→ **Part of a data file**
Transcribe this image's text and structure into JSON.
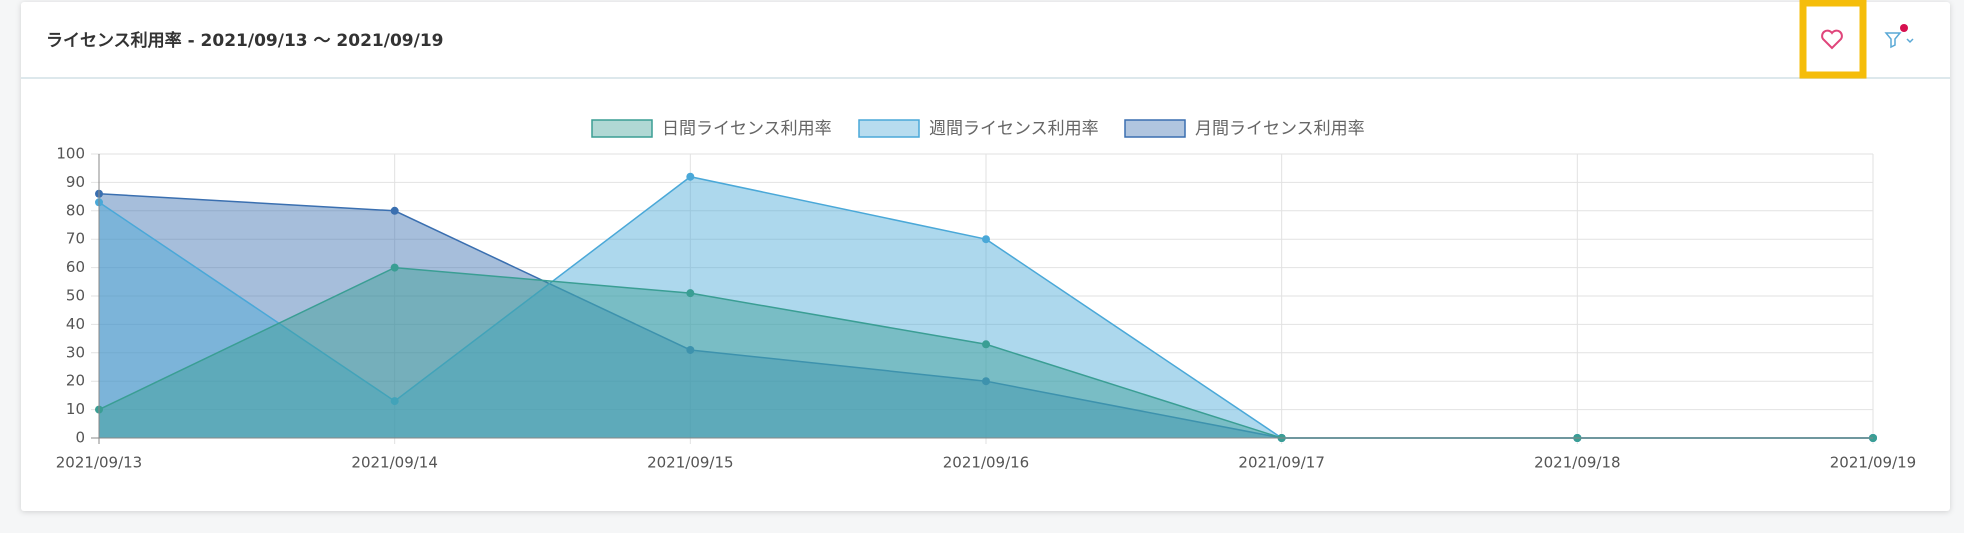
{
  "chart_data": {
    "type": "area",
    "title": "ライセンス利用率 - 2021/09/13 〜 2021/09/19",
    "categories": [
      "2021/09/13",
      "2021/09/14",
      "2021/09/15",
      "2021/09/16",
      "2021/09/17",
      "2021/09/18",
      "2021/09/19"
    ],
    "series": [
      {
        "name": "日間ライセンス利用率",
        "color": "#3a9e94",
        "values": [
          10,
          60,
          51,
          33,
          0,
          0,
          0
        ]
      },
      {
        "name": "週間ライセンス利用率",
        "color": "#4aa8d8",
        "values": [
          83,
          13,
          92,
          70,
          0,
          0,
          0
        ]
      },
      {
        "name": "月間ライセンス利用率",
        "color": "#3a6fb0",
        "values": [
          86,
          80,
          31,
          20,
          0,
          0,
          0
        ]
      }
    ],
    "ylim": [
      0,
      100
    ],
    "yticks": [
      0,
      10,
      20,
      30,
      40,
      50,
      60,
      70,
      80,
      90,
      100
    ],
    "grid": true,
    "legend": "top"
  }
}
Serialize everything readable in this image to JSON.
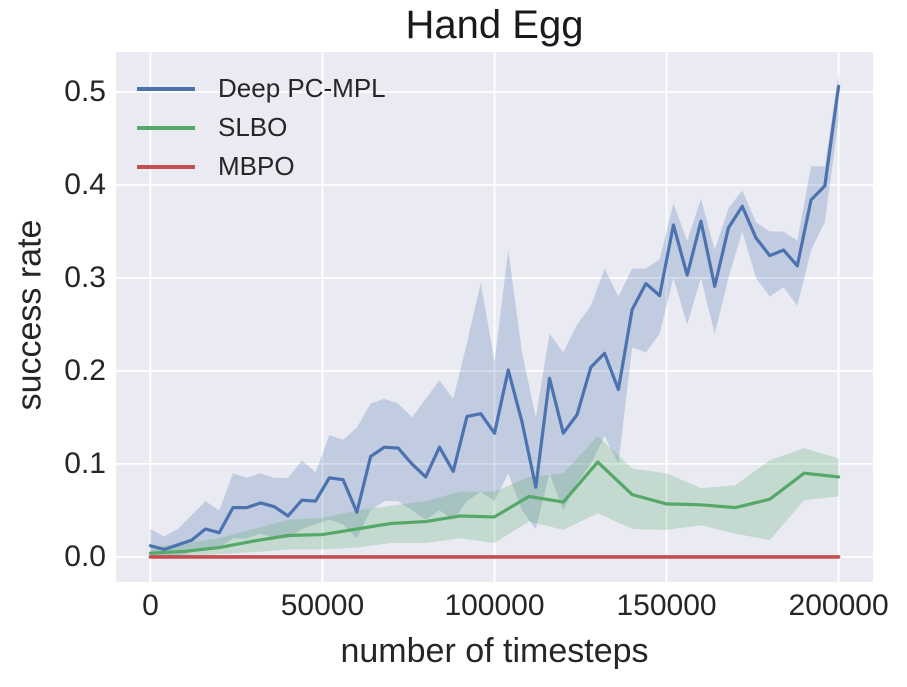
{
  "chart_data": {
    "type": "line",
    "title": "Hand Egg",
    "xlabel": "number of timesteps",
    "ylabel": "success rate",
    "xlim": [
      -10000,
      210000
    ],
    "ylim": [
      -0.027,
      0.543
    ],
    "x_ticks": [
      0,
      50000,
      100000,
      150000,
      200000
    ],
    "x_tick_labels": [
      "0",
      "50000",
      "100000",
      "150000",
      "200000"
    ],
    "y_ticks": [
      0.0,
      0.1,
      0.2,
      0.3,
      0.4,
      0.5
    ],
    "y_tick_labels": [
      "0.0",
      "0.1",
      "0.2",
      "0.3",
      "0.4",
      "0.5"
    ],
    "grid": true,
    "legend_position": "upper-left",
    "plot_background": "#eaeaf2",
    "grid_color": "#ffffff",
    "text_color": "#262626",
    "series": [
      {
        "name": "Deep PC-MPL",
        "color": "#4c72b0",
        "x": [
          0,
          4000,
          8000,
          12000,
          16000,
          20000,
          24000,
          28000,
          32000,
          36000,
          40000,
          44000,
          48000,
          52000,
          56000,
          60000,
          64000,
          68000,
          72000,
          76000,
          80000,
          84000,
          88000,
          92000,
          96000,
          100000,
          104000,
          108000,
          112000,
          116000,
          120000,
          124000,
          128000,
          132000,
          136000,
          140000,
          144000,
          148000,
          152000,
          156000,
          160000,
          164000,
          168000,
          172000,
          176000,
          180000,
          184000,
          188000,
          192000,
          196000,
          200000
        ],
        "y": [
          0.012,
          0.008,
          0.013,
          0.018,
          0.03,
          0.026,
          0.053,
          0.053,
          0.058,
          0.054,
          0.044,
          0.061,
          0.06,
          0.085,
          0.083,
          0.048,
          0.108,
          0.118,
          0.117,
          0.1,
          0.086,
          0.118,
          0.092,
          0.151,
          0.154,
          0.133,
          0.201,
          0.145,
          0.075,
          0.192,
          0.133,
          0.153,
          0.204,
          0.219,
          0.18,
          0.266,
          0.294,
          0.281,
          0.357,
          0.303,
          0.361,
          0.291,
          0.354,
          0.377,
          0.343,
          0.324,
          0.33,
          0.313,
          0.384,
          0.399,
          0.506
        ],
        "band_lower": [
          0.0,
          0.0,
          0.0,
          0.005,
          0.01,
          0.01,
          0.02,
          0.02,
          0.025,
          0.02,
          0.02,
          0.03,
          0.035,
          0.04,
          0.035,
          0.02,
          0.05,
          0.06,
          0.06,
          0.05,
          0.04,
          0.05,
          0.04,
          0.06,
          0.07,
          0.06,
          0.09,
          0.05,
          0.03,
          0.09,
          0.05,
          0.08,
          0.1,
          0.13,
          0.1,
          0.225,
          0.22,
          0.24,
          0.3,
          0.25,
          0.3,
          0.24,
          0.3,
          0.35,
          0.3,
          0.28,
          0.29,
          0.27,
          0.33,
          0.36,
          0.47
        ],
        "band_upper": [
          0.03,
          0.022,
          0.03,
          0.045,
          0.06,
          0.05,
          0.09,
          0.085,
          0.09,
          0.085,
          0.085,
          0.104,
          0.091,
          0.131,
          0.126,
          0.139,
          0.165,
          0.17,
          0.165,
          0.15,
          0.17,
          0.19,
          0.17,
          0.23,
          0.295,
          0.21,
          0.33,
          0.22,
          0.15,
          0.24,
          0.22,
          0.25,
          0.27,
          0.31,
          0.28,
          0.31,
          0.31,
          0.32,
          0.38,
          0.34,
          0.385,
          0.33,
          0.375,
          0.394,
          0.36,
          0.35,
          0.35,
          0.34,
          0.42,
          0.42,
          0.52
        ]
      },
      {
        "name": "SLBO",
        "color": "#55a868",
        "x": [
          0,
          10000,
          20000,
          30000,
          40000,
          50000,
          60000,
          70000,
          80000,
          90000,
          100000,
          110000,
          120000,
          130000,
          140000,
          150000,
          160000,
          170000,
          180000,
          190000,
          200000
        ],
        "y": [
          0.004,
          0.006,
          0.01,
          0.017,
          0.023,
          0.024,
          0.03,
          0.036,
          0.038,
          0.044,
          0.043,
          0.065,
          0.059,
          0.102,
          0.067,
          0.057,
          0.056,
          0.053,
          0.062,
          0.09,
          0.086
        ],
        "band_lower": [
          0.0,
          0.0,
          0.003,
          0.005,
          0.008,
          0.008,
          0.01,
          0.015,
          0.015,
          0.02,
          0.015,
          0.038,
          0.029,
          0.047,
          0.03,
          0.029,
          0.034,
          0.025,
          0.018,
          0.061,
          0.065
        ],
        "band_upper": [
          0.01,
          0.015,
          0.02,
          0.03,
          0.04,
          0.042,
          0.05,
          0.055,
          0.06,
          0.07,
          0.07,
          0.086,
          0.09,
          0.13,
          0.095,
          0.09,
          0.074,
          0.077,
          0.104,
          0.117,
          0.106
        ]
      },
      {
        "name": "MBPO",
        "color": "#c44e52",
        "x": [
          0,
          200000
        ],
        "y": [
          0.0,
          0.0
        ]
      }
    ]
  }
}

→ **What is being asked**
From the entries above, copy out every line where the string "JSON" appears.

→ **Full answer**
Transcribe this image's text and structure into JSON.
Serialize everything readable in this image to JSON.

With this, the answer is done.